I should be writing more.

Mystery of the Single 30-Something Gay

Before arriving at the Airbnb in Saugerties, the four of us stopped in town for a little retail therapy.

I wandered into Pop Vintage on Main Street, knowing exactly what I was looking for. When my parents got divorced and the weekend trade-offs ensued, I was collecting Hardy Boys books. Over the next few years, I found every single one of the original blue-bound books, some at flea markets with my dad and some at used bookstores with my mom. They coordinated with each other to make sure we didn’t get any duplicates, and to this day they are my shining example of how a breakup should go.

A year ago, I’d suggested to my (now ex-) boyfriend James that we do the same with Nancy Drew. The only rule: We couldn’t buy online, we had to find every last one in person at hole-in-the-wall bookstores and small-town markets.

Sure enough, the detective in me found the yellow-bound clue easily: Number 31, The Ringmaster’s Secret. I told the clerk the story of my parents and The Hardy Boys. “I started collecting them with my ex,” I told her, shrugging. “But it was my idea. The Hardy Boys are my memory. So I’m going to keep at it on my own.”

 

El Tango de Roxanne

When I first entered the bedroom, I was surprised at how big the bed was, then remembered it was meant for two.

I put Moulin Rouge on my laptop and scrolled through Instagram without looking at any of the images. I should download Grindr, I thought, immediately deciding against it. I wonder if James is on Grindr already, I wondered. I was spiraling fast.

I shifted my focus to the musical at hand. Will I ever find my Nicole Kidman? Will we sing to each other on a rooftop? (Will he die a tragic death in my arms?

I moved the pillows to the middle of the bed. You’re single now. Spread out.

When I woke up, I’d shifted all the way to the left side of the mattress in my sleep, hugging a pillow. “One day, I’ll fly away, leave all this to yesterday…”

The Road Also Traveled

Before everyone else woke, I put on a pair of shorts and went for a run.

Saugerties is beautiful, each house unique and bursting with personality. Every person I passed waved and said “Good morning,” and I suddenly felt like I was in Knoxville, Iowa, where I grew up. I caught my breath at a stop sign. A spider had woven an intricate web between the sign and the post, adding storybook small-town charm. (I half expected “Some Pig” to be written in it, though I would have taken offense.)

When I got back to the house, my friend Mallory was sitting on the front porch. “It’s so weird doing this,” she said.

“Doing what?” I asked, sitting on the chair next to her.

▶ [ENTRIES SUPPLIED]:

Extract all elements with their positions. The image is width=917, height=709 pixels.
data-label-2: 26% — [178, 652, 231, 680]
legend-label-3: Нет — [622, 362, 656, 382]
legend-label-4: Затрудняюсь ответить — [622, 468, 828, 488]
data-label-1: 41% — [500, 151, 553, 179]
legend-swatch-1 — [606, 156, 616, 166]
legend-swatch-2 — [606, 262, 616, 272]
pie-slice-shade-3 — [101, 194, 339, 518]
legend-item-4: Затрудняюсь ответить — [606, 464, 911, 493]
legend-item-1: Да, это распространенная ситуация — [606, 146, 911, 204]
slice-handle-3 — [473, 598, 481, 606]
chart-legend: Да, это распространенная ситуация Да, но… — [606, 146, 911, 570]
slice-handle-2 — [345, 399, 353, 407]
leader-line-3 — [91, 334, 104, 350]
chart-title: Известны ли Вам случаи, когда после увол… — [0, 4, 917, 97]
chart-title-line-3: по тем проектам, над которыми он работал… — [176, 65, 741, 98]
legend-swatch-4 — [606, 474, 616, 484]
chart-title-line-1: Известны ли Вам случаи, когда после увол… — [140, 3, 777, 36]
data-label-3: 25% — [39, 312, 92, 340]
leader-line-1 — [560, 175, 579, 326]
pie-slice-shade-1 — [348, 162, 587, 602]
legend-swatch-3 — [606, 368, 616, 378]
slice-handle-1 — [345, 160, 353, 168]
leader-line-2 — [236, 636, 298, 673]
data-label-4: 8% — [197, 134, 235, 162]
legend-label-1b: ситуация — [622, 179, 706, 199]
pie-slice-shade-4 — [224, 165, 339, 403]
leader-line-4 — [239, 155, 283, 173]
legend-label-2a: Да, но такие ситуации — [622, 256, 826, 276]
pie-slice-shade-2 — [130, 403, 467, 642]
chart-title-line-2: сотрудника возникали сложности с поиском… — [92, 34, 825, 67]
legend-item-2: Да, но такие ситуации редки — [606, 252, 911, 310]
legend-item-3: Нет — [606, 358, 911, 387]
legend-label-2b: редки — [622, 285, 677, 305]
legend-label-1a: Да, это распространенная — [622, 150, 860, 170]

▶ [ASSIGNMENT]:
Continue the piece above about the weekend in Saugerties after the breakup, picking up right after its last line.

▶ [RESULT]:
“Sitting on a front porch.” She sipped her familiar tea from an unfamiliar cup. “Maybe it’s because I had this life, when raising the kids in Colorado. I had the house and the neighborhood and…”

“The front porch?”

“Yes. And when we moved to New York, I was so certain I didn’t want this anymore.” She smiled. “But this is nice.”

“It is.”

“I guess we’re always changing.” I found that comforting. Always changing, always evolving. Always finding ourselves.

Good Vibes Only

While searching for a cute place in town to lunch, we couldn’t help but notice butterflies everywhere.

Not actual butterflies–metal ones, about the size of watermelons, displayed prominently on each block. I took a closer look at one. It turned out they were for sale, each painted and modified by a different artist. This one was purple with mosaic-inspired wings, a plaque proclaiming the title “Good Vibes.”

Good vibes. I smiled and hurried to catch the others a block ahead of me.

For Crepe’s Sake

We landed on Ohana Café, not because Ohana means family but because they had crepes.

I ordered a “Crepe-ing Me Crazy,” their twist on a Monte Cristo. I had one small bite, tasting ham and turkey and Swiss and raspberry compote. Then I had a bigger bite. Then another.

I finished the whole thing in five minutes flat, realizing that it was the first real thing I’d been able to eat since the breakup.

Alma Mater

We had started the trip with a pit stop for Teddy, so it was only fitting to end that way as well.

We parked the car and walked around his alma mater, Bard College. While touring Blithewood Garden, I found a small caterpillar, fat and beige and fuzzy, crawling along the garden wall. Surely, he’d be making a cocoon soon. When he was ready.

We’re doing our best, I thought. One leaf at a time.